▶ [Data for this task]
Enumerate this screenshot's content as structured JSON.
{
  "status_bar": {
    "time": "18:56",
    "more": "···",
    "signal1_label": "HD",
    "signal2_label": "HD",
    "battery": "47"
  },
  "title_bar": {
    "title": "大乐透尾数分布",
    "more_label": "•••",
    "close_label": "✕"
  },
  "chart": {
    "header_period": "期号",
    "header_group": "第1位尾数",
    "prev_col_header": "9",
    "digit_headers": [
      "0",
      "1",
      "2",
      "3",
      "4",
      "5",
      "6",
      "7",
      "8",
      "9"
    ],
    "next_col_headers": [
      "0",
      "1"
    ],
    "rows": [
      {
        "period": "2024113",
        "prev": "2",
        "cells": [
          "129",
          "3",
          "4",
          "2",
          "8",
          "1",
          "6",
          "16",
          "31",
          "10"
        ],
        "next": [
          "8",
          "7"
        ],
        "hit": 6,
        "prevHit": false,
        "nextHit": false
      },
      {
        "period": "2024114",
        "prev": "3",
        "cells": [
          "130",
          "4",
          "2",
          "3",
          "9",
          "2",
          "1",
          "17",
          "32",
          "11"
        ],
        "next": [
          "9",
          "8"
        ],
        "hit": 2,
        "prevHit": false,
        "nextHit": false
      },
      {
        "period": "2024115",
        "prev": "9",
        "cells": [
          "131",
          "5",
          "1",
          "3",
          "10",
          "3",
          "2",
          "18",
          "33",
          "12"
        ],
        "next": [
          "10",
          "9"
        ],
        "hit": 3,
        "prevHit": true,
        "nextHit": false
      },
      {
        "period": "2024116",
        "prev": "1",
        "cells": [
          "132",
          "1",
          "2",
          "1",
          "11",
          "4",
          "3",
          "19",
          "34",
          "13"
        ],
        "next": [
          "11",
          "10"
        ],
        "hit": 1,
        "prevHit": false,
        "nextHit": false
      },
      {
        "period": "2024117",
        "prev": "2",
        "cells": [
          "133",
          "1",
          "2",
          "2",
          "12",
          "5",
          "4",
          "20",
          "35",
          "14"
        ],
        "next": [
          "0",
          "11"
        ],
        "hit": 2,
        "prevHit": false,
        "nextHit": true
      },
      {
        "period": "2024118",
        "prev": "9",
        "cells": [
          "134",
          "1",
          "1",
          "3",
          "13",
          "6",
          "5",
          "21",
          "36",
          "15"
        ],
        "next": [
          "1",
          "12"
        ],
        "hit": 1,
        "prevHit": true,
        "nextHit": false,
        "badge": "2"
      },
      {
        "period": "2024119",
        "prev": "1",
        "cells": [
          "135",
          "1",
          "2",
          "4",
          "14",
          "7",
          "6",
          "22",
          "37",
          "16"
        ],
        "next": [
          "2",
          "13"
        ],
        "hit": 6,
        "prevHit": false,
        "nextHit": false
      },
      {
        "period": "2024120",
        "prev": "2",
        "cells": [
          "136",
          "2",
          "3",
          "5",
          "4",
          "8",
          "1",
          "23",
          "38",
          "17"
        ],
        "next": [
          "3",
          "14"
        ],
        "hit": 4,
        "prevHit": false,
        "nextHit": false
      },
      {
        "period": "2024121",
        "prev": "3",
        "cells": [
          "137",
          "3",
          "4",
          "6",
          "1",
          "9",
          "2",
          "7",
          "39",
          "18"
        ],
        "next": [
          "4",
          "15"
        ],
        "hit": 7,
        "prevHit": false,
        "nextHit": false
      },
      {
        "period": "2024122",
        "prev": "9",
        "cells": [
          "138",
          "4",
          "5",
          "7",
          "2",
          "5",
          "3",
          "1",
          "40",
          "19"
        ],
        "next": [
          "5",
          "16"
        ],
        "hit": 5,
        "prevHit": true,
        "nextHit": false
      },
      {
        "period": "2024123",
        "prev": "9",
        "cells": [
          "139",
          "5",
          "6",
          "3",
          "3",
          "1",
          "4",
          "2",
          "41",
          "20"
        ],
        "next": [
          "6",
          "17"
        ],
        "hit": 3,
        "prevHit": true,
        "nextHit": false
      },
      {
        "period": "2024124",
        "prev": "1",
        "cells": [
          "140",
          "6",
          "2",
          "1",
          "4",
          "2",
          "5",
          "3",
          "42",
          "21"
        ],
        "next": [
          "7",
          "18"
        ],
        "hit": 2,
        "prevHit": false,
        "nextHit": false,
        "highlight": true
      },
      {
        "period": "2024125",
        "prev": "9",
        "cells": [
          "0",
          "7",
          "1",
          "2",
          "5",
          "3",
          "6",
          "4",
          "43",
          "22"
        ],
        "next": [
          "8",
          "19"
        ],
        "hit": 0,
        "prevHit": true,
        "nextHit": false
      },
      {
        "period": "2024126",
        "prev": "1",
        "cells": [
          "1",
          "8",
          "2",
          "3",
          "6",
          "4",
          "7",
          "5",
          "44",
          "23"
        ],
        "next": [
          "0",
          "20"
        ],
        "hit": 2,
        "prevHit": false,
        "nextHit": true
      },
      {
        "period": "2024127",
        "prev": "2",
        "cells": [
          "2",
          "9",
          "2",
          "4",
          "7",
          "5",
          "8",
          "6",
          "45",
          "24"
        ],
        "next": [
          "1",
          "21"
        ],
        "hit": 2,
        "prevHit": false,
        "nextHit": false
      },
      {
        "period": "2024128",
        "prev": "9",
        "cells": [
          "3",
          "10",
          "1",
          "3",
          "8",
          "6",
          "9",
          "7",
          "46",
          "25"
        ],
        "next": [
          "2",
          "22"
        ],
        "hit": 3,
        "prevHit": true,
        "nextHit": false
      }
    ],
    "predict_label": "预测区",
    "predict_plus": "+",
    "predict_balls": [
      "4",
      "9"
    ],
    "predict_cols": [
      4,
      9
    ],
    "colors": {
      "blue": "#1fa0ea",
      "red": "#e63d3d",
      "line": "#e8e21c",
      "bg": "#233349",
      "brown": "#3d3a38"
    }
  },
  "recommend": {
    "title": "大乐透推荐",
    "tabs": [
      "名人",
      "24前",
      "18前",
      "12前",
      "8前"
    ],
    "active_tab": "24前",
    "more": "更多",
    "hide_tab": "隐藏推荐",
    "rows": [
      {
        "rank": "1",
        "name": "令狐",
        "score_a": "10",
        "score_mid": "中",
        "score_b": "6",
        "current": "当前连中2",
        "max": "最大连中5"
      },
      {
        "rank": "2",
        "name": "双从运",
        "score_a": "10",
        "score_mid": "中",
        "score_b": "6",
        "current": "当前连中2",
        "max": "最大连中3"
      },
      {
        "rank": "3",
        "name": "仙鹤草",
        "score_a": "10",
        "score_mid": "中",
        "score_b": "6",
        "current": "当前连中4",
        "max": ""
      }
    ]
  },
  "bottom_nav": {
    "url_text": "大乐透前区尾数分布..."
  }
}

▶ [Task directions]
Quote the entire listing above exactly.

▶ [Worked solution]
Enumerate this screenshot's content as structured JSON.
{
  "status_bar": {
    "time": "18:56",
    "more": "···",
    "signal1_label": "HD",
    "signal2_label": "HD",
    "battery": "47"
  },
  "title_bar": {
    "title": "大乐透尾数分布",
    "more_label": "•••",
    "close_label": "✕"
  },
  "chart": {
    "header_period": "期号",
    "header_group": "第1位尾数",
    "prev_col_header": "9",
    "digit_headers": [
      "0",
      "1",
      "2",
      "3",
      "4",
      "5",
      "6",
      "7",
      "8",
      "9"
    ],
    "next_col_headers": [
      "0",
      "1"
    ],
    "rows": [
      {
        "period": "2024113",
        "prev": "2",
        "cells": [
          "129",
          "3",
          "4",
          "2",
          "8",
          "1",
          "6",
          "16",
          "31",
          "10"
        ],
        "next": [
          "8",
          "7"
        ],
        "hit": 6,
        "prevHit": false,
        "nextHit": false
      },
      {
        "period": "2024114",
        "prev": "3",
        "cells": [
          "130",
          "4",
          "2",
          "3",
          "9",
          "2",
          "1",
          "17",
          "32",
          "11"
        ],
        "next": [
          "9",
          "8"
        ],
        "hit": 2,
        "prevHit": false,
        "nextHit": false
      },
      {
        "period": "2024115",
        "prev": "9",
        "cells": [
          "131",
          "5",
          "1",
          "3",
          "10",
          "3",
          "2",
          "18",
          "33",
          "12"
        ],
        "next": [
          "10",
          "9"
        ],
        "hit": 3,
        "prevHit": true,
        "nextHit": false
      },
      {
        "period": "2024116",
        "prev": "1",
        "cells": [
          "132",
          "1",
          "2",
          "1",
          "11",
          "4",
          "3",
          "19",
          "34",
          "13"
        ],
        "next": [
          "11",
          "10"
        ],
        "hit": 1,
        "prevHit": false,
        "nextHit": false
      },
      {
        "period": "2024117",
        "prev": "2",
        "cells": [
          "133",
          "1",
          "2",
          "2",
          "12",
          "5",
          "4",
          "20",
          "35",
          "14"
        ],
        "next": [
          "0",
          "11"
        ],
        "hit": 2,
        "prevHit": false,
        "nextHit": true
      },
      {
        "period": "2024118",
        "prev": "9",
        "cells": [
          "134",
          "1",
          "1",
          "3",
          "13",
          "6",
          "5",
          "21",
          "36",
          "15"
        ],
        "next": [
          "1",
          "12"
        ],
        "hit": 1,
        "prevHit": true,
        "nextHit": false,
        "badge": "2"
      },
      {
        "period": "2024119",
        "prev": "1",
        "cells": [
          "135",
          "1",
          "2",
          "4",
          "14",
          "7",
          "6",
          "22",
          "37",
          "16"
        ],
        "next": [
          "2",
          "13"
        ],
        "hit": 6,
        "prevHit": false,
        "nextHit": false
      },
      {
        "period": "2024120",
        "prev": "2",
        "cells": [
          "136",
          "2",
          "3",
          "5",
          "4",
          "8",
          "1",
          "23",
          "38",
          "17"
        ],
        "next": [
          "3",
          "14"
        ],
        "hit": 4,
        "prevHit": false,
        "nextHit": false
      },
      {
        "period": "2024121",
        "prev": "3",
        "cells": [
          "137",
          "3",
          "4",
          "6",
          "1",
          "9",
          "2",
          "7",
          "39",
          "18"
        ],
        "next": [
          "4",
          "15"
        ],
        "hit": 7,
        "prevHit": false,
        "nextHit": false
      },
      {
        "period": "2024122",
        "prev": "9",
        "cells": [
          "138",
          "4",
          "5",
          "7",
          "2",
          "5",
          "3",
          "1",
          "40",
          "19"
        ],
        "next": [
          "5",
          "16"
        ],
        "hit": 5,
        "prevHit": true,
        "nextHit": false
      },
      {
        "period": "2024123",
        "prev": "9",
        "cells": [
          "139",
          "5",
          "6",
          "3",
          "3",
          "1",
          "4",
          "2",
          "41",
          "20"
        ],
        "next": [
          "6",
          "17"
        ],
        "hit": 3,
        "prevHit": true,
        "nextHit": false
      },
      {
        "period": "2024124",
        "prev": "1",
        "cells": [
          "140",
          "6",
          "2",
          "1",
          "4",
          "2",
          "5",
          "3",
          "42",
          "21"
        ],
        "next": [
          "7",
          "18"
        ],
        "hit": 2,
        "prevHit": false,
        "nextHit": false,
        "highlight": true
      },
      {
        "period": "2024125",
        "prev": "9",
        "cells": [
          "0",
          "7",
          "1",
          "2",
          "5",
          "3",
          "6",
          "4",
          "43",
          "22"
        ],
        "next": [
          "8",
          "19"
        ],
        "hit": 0,
        "prevHit": true,
        "nextHit": false
      },
      {
        "period": "2024126",
        "prev": "1",
        "cells": [
          "1",
          "8",
          "2",
          "3",
          "6",
          "4",
          "7",
          "5",
          "44",
          "23"
        ],
        "next": [
          "0",
          "20"
        ],
        "hit": 2,
        "prevHit": false,
        "nextHit": true
      },
      {
        "period": "2024127",
        "prev": "2",
        "cells": [
          "2",
          "9",
          "2",
          "4",
          "7",
          "5",
          "8",
          "6",
          "45",
          "24"
        ],
        "next": [
          "1",
          "21"
        ],
        "hit": 2,
        "prevHit": false,
        "nextHit": false
      },
      {
        "period": "2024128",
        "prev": "9",
        "cells": [
          "3",
          "10",
          "1",
          "3",
          "8",
          "6",
          "9",
          "7",
          "46",
          "25"
        ],
        "next": [
          "2",
          "22"
        ],
        "hit": 3,
        "prevHit": true,
        "nextHit": false
      }
    ],
    "predict_label": "预测区",
    "predict_plus": "+",
    "predict_balls": [
      "4",
      "9"
    ],
    "predict_cols": [
      4,
      9
    ],
    "colors": {
      "blue": "#1fa0ea",
      "red": "#e63d3d",
      "line": "#e8e21c",
      "bg": "#233349",
      "brown": "#3d3a38"
    }
  },
  "recommend": {
    "title": "大乐透推荐",
    "tabs": [
      "名人",
      "24前",
      "18前",
      "12前",
      "8前"
    ],
    "active_tab": "24前",
    "more": "更多",
    "hide_tab": "隐藏推荐",
    "rows": [
      {
        "rank": "1",
        "name": "令狐",
        "score_a": "10",
        "score_mid": "中",
        "score_b": "6",
        "current": "当前连中2",
        "max": "最大连中5"
      },
      {
        "rank": "2",
        "name": "双从运",
        "score_a": "10",
        "score_mid": "中",
        "score_b": "6",
        "current": "当前连中2",
        "max": "最大连中3"
      },
      {
        "rank": "3",
        "name": "仙鹤草",
        "score_a": "10",
        "score_mid": "中",
        "score_b": "6",
        "current": "当前连中4",
        "max": ""
      }
    ]
  },
  "bottom_nav": {
    "url_text": "大乐透前区尾数分布..."
  }
}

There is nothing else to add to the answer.